Set task: How many lines in the listing below include the word "Source"? Answer with the number and nothing else.

____ Recorded information

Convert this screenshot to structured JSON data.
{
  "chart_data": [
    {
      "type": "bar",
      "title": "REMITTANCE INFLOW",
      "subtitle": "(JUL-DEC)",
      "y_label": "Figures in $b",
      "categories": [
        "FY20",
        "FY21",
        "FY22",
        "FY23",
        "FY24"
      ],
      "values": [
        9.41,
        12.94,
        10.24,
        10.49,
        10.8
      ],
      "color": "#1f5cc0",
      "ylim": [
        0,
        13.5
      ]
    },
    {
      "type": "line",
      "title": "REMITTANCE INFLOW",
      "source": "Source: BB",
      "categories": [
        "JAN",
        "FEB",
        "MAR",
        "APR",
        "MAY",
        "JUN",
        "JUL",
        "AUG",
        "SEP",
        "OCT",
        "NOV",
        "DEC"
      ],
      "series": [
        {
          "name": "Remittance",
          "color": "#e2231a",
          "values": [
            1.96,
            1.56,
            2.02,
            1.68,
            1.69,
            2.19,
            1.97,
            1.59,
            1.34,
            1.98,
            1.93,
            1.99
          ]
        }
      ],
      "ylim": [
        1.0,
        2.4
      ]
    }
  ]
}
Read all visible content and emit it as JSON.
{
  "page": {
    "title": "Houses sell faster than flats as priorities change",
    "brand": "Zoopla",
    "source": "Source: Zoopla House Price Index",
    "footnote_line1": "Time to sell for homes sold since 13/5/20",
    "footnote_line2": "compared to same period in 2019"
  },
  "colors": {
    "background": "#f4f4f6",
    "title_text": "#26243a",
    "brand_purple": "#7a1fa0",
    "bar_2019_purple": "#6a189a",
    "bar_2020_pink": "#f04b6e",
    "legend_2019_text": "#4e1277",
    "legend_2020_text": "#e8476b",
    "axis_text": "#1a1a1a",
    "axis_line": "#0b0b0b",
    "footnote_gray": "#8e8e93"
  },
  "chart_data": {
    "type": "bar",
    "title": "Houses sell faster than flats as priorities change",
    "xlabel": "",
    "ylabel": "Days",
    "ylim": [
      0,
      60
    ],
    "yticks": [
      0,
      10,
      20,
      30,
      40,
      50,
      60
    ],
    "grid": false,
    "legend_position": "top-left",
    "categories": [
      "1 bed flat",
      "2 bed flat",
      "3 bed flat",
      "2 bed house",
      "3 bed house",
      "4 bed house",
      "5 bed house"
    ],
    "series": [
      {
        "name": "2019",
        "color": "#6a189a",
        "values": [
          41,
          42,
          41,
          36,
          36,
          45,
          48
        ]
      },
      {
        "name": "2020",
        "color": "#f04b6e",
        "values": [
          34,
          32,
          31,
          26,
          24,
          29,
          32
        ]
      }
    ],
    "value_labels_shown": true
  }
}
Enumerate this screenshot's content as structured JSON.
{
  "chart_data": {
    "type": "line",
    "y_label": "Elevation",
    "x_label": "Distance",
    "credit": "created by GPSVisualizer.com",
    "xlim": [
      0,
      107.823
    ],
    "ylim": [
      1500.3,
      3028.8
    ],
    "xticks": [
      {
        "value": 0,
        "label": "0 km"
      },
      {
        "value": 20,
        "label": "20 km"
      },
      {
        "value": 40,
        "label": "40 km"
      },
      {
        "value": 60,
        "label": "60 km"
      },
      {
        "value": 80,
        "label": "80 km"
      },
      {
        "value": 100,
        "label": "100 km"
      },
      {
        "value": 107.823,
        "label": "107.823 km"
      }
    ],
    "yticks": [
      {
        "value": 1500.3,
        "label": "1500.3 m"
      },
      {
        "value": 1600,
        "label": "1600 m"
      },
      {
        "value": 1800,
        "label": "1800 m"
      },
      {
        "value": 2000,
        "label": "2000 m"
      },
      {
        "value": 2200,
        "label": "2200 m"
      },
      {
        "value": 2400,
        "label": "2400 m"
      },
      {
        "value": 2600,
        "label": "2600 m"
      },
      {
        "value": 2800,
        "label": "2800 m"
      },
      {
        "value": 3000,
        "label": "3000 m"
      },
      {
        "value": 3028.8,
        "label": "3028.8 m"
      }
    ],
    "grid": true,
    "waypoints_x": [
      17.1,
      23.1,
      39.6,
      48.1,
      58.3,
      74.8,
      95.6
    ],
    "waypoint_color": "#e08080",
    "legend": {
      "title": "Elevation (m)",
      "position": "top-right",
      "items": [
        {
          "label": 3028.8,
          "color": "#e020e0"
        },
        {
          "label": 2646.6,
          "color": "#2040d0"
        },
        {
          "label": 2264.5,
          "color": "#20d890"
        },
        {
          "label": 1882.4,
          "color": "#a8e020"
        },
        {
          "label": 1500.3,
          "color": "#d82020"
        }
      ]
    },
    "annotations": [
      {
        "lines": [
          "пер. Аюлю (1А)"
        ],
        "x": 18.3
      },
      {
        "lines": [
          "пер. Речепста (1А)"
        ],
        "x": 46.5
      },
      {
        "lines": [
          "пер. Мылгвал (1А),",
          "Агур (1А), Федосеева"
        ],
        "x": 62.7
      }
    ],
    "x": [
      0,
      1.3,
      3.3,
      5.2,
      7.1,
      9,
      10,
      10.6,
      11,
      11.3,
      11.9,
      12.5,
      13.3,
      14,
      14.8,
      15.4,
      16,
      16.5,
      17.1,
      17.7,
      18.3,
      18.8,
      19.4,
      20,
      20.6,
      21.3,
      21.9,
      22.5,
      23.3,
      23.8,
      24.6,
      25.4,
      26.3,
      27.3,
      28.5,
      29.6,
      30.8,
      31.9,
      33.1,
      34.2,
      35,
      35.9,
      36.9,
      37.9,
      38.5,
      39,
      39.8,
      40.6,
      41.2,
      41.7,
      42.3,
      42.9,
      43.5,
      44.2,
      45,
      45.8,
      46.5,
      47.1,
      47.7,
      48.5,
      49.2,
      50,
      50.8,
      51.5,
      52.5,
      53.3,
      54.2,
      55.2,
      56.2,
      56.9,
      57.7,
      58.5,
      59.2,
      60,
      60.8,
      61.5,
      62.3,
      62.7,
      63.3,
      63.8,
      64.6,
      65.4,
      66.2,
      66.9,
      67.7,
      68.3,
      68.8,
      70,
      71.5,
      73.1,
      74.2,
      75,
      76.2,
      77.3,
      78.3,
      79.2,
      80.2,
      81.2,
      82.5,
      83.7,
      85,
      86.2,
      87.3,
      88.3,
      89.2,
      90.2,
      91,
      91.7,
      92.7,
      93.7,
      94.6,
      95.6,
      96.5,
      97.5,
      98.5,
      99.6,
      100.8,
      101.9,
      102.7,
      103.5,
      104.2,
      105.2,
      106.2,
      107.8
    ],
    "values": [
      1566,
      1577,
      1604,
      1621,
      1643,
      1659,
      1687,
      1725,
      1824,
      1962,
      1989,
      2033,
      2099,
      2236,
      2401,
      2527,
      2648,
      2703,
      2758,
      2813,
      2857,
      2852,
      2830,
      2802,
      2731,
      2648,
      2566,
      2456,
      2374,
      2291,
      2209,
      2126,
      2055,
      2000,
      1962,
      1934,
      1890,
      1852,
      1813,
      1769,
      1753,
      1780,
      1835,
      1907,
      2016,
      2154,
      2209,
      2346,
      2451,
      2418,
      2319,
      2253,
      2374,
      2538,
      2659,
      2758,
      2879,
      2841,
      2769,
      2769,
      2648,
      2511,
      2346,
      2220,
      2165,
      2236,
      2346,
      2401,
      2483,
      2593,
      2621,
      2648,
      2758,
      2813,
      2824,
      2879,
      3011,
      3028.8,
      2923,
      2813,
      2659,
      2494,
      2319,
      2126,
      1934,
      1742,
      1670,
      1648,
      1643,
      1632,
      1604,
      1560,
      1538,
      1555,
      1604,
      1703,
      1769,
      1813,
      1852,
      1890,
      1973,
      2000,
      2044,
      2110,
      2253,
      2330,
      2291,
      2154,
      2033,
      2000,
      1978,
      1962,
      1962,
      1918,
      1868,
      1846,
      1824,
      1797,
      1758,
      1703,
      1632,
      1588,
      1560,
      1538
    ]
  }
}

________

Solution: 2